▶ _What to do_: Count every line in the following entries that holds the word "written". Only the number should be given.

▶ _Extracted data_:
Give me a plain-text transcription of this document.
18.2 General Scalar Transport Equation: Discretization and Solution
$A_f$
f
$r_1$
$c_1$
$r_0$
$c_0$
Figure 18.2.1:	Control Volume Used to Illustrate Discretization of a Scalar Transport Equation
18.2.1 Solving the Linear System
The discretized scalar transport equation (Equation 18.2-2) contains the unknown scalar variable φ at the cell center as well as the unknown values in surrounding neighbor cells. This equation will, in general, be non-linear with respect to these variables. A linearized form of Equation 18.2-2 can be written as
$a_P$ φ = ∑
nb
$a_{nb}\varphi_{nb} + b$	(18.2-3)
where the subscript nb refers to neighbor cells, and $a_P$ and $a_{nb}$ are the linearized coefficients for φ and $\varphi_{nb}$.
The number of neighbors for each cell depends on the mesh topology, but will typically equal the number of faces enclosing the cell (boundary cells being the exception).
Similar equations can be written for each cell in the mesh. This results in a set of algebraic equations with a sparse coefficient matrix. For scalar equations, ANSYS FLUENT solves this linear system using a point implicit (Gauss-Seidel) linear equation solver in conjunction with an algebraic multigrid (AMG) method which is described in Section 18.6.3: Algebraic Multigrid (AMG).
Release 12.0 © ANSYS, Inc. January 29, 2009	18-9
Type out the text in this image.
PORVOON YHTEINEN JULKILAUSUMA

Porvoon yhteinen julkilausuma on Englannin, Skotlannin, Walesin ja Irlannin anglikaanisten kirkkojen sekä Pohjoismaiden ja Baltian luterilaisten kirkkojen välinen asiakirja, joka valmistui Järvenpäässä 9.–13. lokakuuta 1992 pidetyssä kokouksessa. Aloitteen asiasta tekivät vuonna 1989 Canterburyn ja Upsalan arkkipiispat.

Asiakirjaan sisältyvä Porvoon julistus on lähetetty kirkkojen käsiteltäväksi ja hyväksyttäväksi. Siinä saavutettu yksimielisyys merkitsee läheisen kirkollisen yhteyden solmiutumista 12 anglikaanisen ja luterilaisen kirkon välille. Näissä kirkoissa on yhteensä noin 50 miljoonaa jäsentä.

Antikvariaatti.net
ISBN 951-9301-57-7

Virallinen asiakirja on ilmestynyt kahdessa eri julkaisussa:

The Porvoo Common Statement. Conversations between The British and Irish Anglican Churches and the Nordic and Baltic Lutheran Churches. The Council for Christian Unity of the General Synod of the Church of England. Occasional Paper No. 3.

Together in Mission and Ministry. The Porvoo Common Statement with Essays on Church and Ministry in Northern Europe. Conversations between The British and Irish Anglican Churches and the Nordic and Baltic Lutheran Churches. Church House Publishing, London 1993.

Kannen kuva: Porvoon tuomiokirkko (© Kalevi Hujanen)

▶ _Exercise response_: 2